RECORD EXTRACTS

▼

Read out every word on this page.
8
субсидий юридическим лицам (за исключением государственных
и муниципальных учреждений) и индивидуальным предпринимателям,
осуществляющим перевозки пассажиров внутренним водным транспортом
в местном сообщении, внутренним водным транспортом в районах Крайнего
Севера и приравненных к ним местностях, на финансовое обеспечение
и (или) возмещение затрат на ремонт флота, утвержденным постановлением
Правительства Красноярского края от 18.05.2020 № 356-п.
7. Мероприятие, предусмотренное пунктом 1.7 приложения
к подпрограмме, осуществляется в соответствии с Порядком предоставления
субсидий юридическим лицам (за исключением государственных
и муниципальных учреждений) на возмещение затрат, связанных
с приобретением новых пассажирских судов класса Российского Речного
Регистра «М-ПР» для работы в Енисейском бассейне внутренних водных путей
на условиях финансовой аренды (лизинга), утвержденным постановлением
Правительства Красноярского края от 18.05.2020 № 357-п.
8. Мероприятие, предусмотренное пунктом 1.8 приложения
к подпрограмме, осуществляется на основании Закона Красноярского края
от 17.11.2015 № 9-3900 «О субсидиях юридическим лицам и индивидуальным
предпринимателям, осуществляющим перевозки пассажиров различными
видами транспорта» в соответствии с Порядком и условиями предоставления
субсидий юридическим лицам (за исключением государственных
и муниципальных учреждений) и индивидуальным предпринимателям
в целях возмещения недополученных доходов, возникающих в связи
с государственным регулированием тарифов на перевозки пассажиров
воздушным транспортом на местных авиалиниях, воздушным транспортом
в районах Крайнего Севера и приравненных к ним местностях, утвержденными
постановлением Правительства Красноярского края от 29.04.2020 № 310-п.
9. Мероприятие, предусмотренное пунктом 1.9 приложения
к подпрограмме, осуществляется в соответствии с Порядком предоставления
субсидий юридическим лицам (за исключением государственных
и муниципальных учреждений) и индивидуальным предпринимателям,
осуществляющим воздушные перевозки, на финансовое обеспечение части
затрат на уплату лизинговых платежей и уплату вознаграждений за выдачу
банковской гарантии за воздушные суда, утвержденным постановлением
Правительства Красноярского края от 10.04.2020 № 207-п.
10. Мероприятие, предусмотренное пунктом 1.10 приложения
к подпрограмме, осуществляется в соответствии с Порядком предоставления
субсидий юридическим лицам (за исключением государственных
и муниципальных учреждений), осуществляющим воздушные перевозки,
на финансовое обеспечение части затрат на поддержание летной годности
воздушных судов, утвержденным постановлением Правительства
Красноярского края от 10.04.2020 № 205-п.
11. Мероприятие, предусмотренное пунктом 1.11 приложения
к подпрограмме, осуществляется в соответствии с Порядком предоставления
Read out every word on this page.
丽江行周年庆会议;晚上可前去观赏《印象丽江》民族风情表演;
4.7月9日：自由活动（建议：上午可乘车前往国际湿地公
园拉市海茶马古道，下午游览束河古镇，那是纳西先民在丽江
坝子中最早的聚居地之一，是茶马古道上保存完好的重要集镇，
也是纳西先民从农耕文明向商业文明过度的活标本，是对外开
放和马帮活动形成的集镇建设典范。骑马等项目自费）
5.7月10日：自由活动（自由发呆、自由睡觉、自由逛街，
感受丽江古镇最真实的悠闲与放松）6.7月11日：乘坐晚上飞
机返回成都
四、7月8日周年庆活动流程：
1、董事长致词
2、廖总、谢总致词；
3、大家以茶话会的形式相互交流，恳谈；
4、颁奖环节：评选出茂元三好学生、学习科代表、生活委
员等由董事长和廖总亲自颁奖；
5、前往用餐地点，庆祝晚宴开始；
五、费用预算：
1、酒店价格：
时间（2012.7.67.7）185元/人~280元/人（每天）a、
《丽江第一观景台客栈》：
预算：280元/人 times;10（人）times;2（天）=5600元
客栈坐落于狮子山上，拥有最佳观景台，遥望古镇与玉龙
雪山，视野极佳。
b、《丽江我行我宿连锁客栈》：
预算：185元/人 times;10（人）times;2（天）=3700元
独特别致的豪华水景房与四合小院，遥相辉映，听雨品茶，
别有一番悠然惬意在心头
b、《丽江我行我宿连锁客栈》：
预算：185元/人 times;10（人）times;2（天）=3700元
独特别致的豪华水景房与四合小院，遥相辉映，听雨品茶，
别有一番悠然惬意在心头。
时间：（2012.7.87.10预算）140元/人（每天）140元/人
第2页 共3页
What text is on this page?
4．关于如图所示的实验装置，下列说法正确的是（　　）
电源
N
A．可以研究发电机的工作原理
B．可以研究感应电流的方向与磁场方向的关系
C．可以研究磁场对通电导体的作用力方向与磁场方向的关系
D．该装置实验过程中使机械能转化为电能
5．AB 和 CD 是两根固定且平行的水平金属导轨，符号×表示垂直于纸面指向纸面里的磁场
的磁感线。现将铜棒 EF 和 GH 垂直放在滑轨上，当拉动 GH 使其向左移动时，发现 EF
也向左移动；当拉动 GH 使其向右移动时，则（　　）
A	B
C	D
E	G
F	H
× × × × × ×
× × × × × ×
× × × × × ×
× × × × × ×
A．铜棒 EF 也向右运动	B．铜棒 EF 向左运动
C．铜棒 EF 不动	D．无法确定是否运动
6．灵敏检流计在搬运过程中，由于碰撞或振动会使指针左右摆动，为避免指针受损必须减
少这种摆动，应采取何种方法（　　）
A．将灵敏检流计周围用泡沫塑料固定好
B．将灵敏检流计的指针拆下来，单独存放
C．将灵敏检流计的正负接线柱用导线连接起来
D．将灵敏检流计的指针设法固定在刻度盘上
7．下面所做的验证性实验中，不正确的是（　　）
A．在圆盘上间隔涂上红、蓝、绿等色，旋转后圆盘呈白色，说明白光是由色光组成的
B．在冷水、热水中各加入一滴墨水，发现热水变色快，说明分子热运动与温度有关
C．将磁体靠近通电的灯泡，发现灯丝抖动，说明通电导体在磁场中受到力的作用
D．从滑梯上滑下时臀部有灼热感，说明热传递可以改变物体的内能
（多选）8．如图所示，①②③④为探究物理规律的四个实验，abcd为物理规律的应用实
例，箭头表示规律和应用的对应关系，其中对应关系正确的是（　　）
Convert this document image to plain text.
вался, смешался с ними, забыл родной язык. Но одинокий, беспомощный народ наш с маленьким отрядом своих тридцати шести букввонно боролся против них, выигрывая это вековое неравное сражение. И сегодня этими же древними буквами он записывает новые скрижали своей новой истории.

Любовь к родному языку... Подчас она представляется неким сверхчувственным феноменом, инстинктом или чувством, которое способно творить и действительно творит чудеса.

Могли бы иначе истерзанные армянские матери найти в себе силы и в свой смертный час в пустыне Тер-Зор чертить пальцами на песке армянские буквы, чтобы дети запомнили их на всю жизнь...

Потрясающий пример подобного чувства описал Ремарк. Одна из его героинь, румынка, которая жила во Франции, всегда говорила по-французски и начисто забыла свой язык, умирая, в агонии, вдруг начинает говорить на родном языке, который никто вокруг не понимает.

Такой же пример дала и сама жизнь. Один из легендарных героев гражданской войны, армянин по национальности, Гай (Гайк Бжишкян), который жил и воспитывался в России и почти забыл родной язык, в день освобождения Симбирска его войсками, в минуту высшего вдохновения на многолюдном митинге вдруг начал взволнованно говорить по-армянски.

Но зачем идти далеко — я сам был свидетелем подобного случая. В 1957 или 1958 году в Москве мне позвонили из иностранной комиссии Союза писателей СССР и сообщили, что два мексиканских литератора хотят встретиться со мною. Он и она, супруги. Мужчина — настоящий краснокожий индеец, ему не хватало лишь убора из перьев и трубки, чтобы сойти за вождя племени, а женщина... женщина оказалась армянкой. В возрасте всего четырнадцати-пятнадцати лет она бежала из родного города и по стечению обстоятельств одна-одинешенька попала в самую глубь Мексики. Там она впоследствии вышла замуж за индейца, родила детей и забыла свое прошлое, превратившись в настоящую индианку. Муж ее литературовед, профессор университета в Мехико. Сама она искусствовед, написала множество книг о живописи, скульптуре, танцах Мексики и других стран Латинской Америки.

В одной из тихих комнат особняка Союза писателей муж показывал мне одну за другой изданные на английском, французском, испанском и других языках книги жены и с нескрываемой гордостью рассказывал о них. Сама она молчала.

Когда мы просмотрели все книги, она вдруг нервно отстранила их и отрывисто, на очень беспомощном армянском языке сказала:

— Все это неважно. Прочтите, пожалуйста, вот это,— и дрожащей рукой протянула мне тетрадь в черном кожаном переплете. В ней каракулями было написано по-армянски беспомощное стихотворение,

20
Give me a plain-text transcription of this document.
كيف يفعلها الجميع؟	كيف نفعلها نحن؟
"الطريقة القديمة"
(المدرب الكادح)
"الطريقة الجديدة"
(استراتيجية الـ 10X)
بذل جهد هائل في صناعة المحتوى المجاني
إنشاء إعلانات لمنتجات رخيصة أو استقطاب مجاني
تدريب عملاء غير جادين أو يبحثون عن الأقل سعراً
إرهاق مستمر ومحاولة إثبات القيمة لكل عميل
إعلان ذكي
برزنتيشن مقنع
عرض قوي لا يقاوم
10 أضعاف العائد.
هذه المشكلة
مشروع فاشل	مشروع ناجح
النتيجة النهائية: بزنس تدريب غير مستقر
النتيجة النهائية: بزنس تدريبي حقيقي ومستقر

▲

Output the line holding "Give me a plain-text", then every later line through the end of the records above, exactly as given and nothing else.

Give me a plain-text transcription of this document.
كيف يفعلها الجميع؟	كيف نفعلها نحن؟
"الطريقة القديمة"
(المدرب الكادح)
"الطريقة الجديدة"
(استراتيجية الـ 10X)
بذل جهد هائل في صناعة المحتوى المجاني
إنشاء إعلانات لمنتجات رخيصة أو استقطاب مجاني
تدريب عملاء غير جادين أو يبحثون عن الأقل سعراً
إرهاق مستمر ومحاولة إثبات القيمة لكل عميل
إعلان ذكي
برزنتيشن مقنع
عرض قوي لا يقاوم
10 أضعاف العائد.
هذه المشكلة
مشروع فاشل	مشروع ناجح
النتيجة النهائية: بزنس تدريب غير مستقر
النتيجة النهائية: بزنس تدريبي حقيقي ومستقر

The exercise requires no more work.